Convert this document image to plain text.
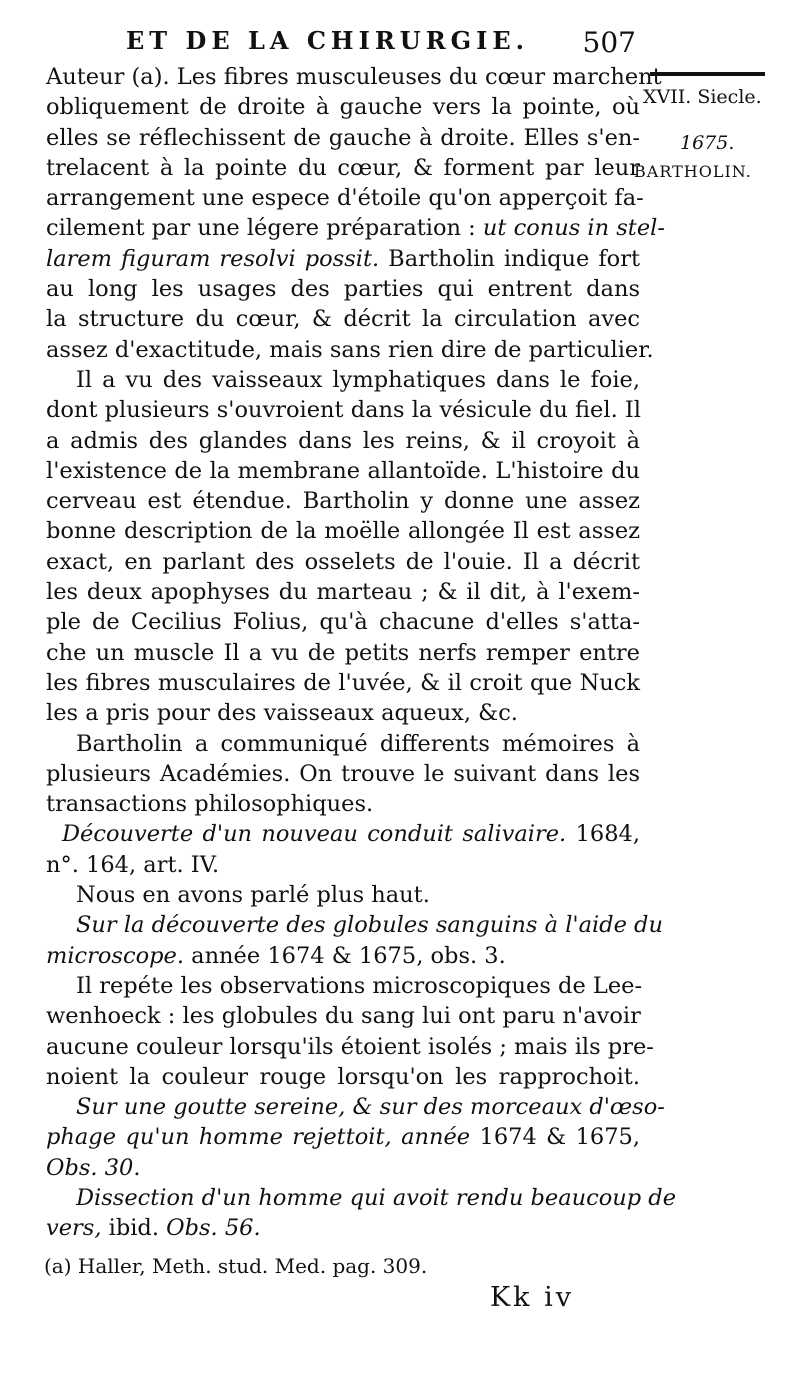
ET DE LA CHIRURGIE. 507
XVII. Siecle.
1675.
BARTHOLIN.
Auteur (a). Les fibres musculeuses du cœur marchent
obliquement de droite à gauche vers la pointe, où
elles se réflechissent de gauche à droite. Elles s'en-
trelacent à la pointe du cœur, & forment par leur
arrangement une espece d'étoile qu'on apperçoit fa-
cilement par une légere préparation : ut conus in stel-
larem figuram resolvi possit. Bartholin indique fort
au long les usages des parties qui entrent dans
la structure du cœur, & décrit la circulation avec
assez d'exactitude, mais sans rien dire de particulier.
Il a vu des vaisseaux lymphatiques dans le foie,
dont plusieurs s'ouvroient dans la vésicule du fiel. Il
a admis des glandes dans les reins, & il croyoit à
l'existence de la membrane allantoïde. L'histoire du
cerveau est étendue. Bartholin y donne une assez
bonne description de la moëlle allongée Il est assez
exact, en parlant des osselets de l'ouie. Il a décrit
les deux apophyses du marteau ; & il dit, à l'exem-
ple de Cecilius Folius, qu'à chacune d'elles s'atta-
che un muscle Il a vu de petits nerfs remper entre
les fibres musculaires de l'uvée, & il croit que Nuck
les a pris pour des vaisseaux aqueux, &c.
Bartholin a communiqué differents mémoires à
plusieurs Académies. On trouve le suivant dans les
transactions philosophiques.
Découverte d'un nouveau conduit salivaire. 1684,
n°. 164, art. IV.
Nous en avons parlé plus haut.
Sur la découverte des globules sanguins à l'aide du
microscope. année 1674 & 1675, obs. 3.
Il repéte les observations microscopiques de Lee-
wenhoeck : les globules du sang lui ont paru n'avoir
aucune couleur lorsqu'ils étoient isolés ; mais ils pre-
noient la couleur rouge lorsqu'on les rapprochoit.
Sur une goutte sereine, & sur des morceaux d'œso-
phage qu'un homme rejettoit, année 1674 & 1675,
Obs. 30.
Dissection d'un homme qui avoit rendu beaucoup de
vers, ibid. Obs. 56.
(a) Haller, Meth. stud. Med. pag. 309.
Kk iv
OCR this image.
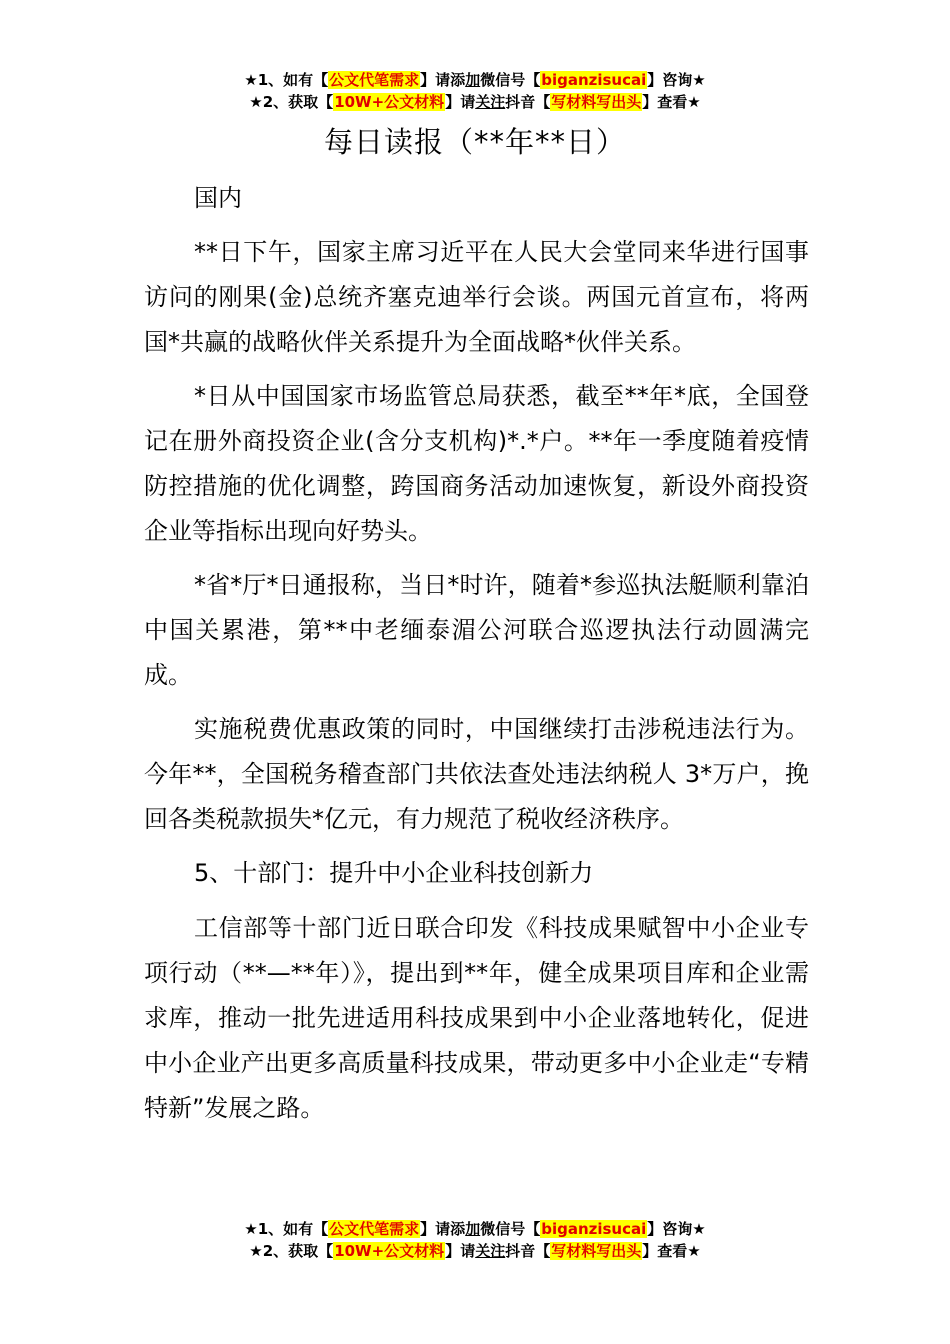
★1、如有【公文代笔需求】请添加微信号【biganzisucai】咨询★
★2、获取【10W+公文材料】请关注抖音【写材料写出头】查看★
每日读报（**年**日）

国内

**日下午，国家主席习近平在人民大会堂同来华进行国事访问的刚果(金)总统齐塞克迪举行会谈。两国元首宣布，将两国*共赢的战略伙伴关系提升为全面战略*伙伴关系。

*日从中国国家市场监管总局获悉，截至**年*底，全国登记在册外商投资企业(含分支机构)*.*户。**年一季度随着疫情防控措施的优化调整，跨国商务活动加速恢复，新设外商投资企业等指标出现向好势头。

*省*厅*日通报称，当日*时许，随着*参巡执法艇顺利靠泊中国关累港，第**中老缅泰湄公河联合巡逻执法行动圆满完成。

实施税费优惠政策的同时，中国继续打击涉税违法行为。今年**，全国税务稽查部门共依法查处违法纳税人 3*万户，挽回各类税款损失*亿元，有力规范了税收经济秩序。

5、十部门：提升中小企业科技创新力

工信部等十部门近日联合印发《科技成果赋智中小企业专项行动（**—**年）》，提出到**年，健全成果项目库和企业需求库，推动一批先进适用科技成果到中小企业落地转化，促进中小企业产出更多高质量科技成果，带动更多中小企业走“专精特新”发展之路。

★1、如有【公文代笔需求】请添加微信号【biganzisucai】咨询★
★2、获取【10W+公文材料】请关注抖音【写材料写出头】查看★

### The task
Reproduce the data above in full, exactly as it is, with the pictures left out.

### Completed exercise
Convert this document image to plain text.
ET DE LA CHIRURGIE. 507
XVII. Siecle.
1675.
BARTHOLIN.
Auteur (a). Les fibres musculeuses du cœur marchent
obliquement de droite à gauche vers la pointe, où
elles se réflechissent de gauche à droite. Elles s'en-
trelacent à la pointe du cœur, & forment par leur
arrangement une espece d'étoile qu'on apperçoit fa-
cilement par une légere préparation : ut conus in stel-
larem figuram resolvi possit. Bartholin indique fort
au long les usages des parties qui entrent dans
la structure du cœur, & décrit la circulation avec
assez d'exactitude, mais sans rien dire de particulier.
Il a vu des vaisseaux lymphatiques dans le foie,
dont plusieurs s'ouvroient dans la vésicule du fiel. Il
a admis des glandes dans les reins, & il croyoit à
l'existence de la membrane allantoïde. L'histoire du
cerveau est étendue. Bartholin y donne une assez
bonne description de la moëlle allongée Il est assez
exact, en parlant des osselets de l'ouie. Il a décrit
les deux apophyses du marteau ; & il dit, à l'exem-
ple de Cecilius Folius, qu'à chacune d'elles s'atta-
che un muscle Il a vu de petits nerfs remper entre
les fibres musculaires de l'uvée, & il croit que Nuck
les a pris pour des vaisseaux aqueux, &c.
Bartholin a communiqué differents mémoires à
plusieurs Académies. On trouve le suivant dans les
transactions philosophiques.
Découverte d'un nouveau conduit salivaire. 1684,
n°. 164, art. IV.
Nous en avons parlé plus haut.
Sur la découverte des globules sanguins à l'aide du
microscope. année 1674 & 1675, obs. 3.
Il repéte les observations microscopiques de Lee-
wenhoeck : les globules du sang lui ont paru n'avoir
aucune couleur lorsqu'ils étoient isolés ; mais ils pre-
noient la couleur rouge lorsqu'on les rapprochoit.
Sur une goutte sereine, & sur des morceaux d'œso-
phage qu'un homme rejettoit, année 1674 & 1675,
Obs. 30.
Dissection d'un homme qui avoit rendu beaucoup de
vers, ibid. Obs. 56.
(a) Haller, Meth. stud. Med. pag. 309.
Kk iv
OCR this image.
★1、如有【公文代笔需求】请添加微信号【biganzisucai】咨询★
★2、获取【10W+公文材料】请关注抖音【写材料写出头】查看★
每日读报（**年**日）

国内

**日下午，国家主席习近平在人民大会堂同来华进行国事访问的刚果(金)总统齐塞克迪举行会谈。两国元首宣布，将两国*共赢的战略伙伴关系提升为全面战略*伙伴关系。

*日从中国国家市场监管总局获悉，截至**年*底，全国登记在册外商投资企业(含分支机构)*.*户。**年一季度随着疫情防控措施的优化调整，跨国商务活动加速恢复，新设外商投资企业等指标出现向好势头。

*省*厅*日通报称，当日*时许，随着*参巡执法艇顺利靠泊中国关累港，第**中老缅泰湄公河联合巡逻执法行动圆满完成。

实施税费优惠政策的同时，中国继续打击涉税违法行为。今年**，全国税务稽查部门共依法查处违法纳税人 3*万户，挽回各类税款损失*亿元，有力规范了税收经济秩序。

5、十部门：提升中小企业科技创新力

工信部等十部门近日联合印发《科技成果赋智中小企业专项行动（**—**年）》，提出到**年，健全成果项目库和企业需求库，推动一批先进适用科技成果到中小企业落地转化，促进中小企业产出更多高质量科技成果，带动更多中小企业走“专精特新”发展之路。

★1、如有【公文代笔需求】请添加微信号【biganzisucai】咨询★
★2、获取【10W+公文材料】请关注抖音【写材料写出头】查看★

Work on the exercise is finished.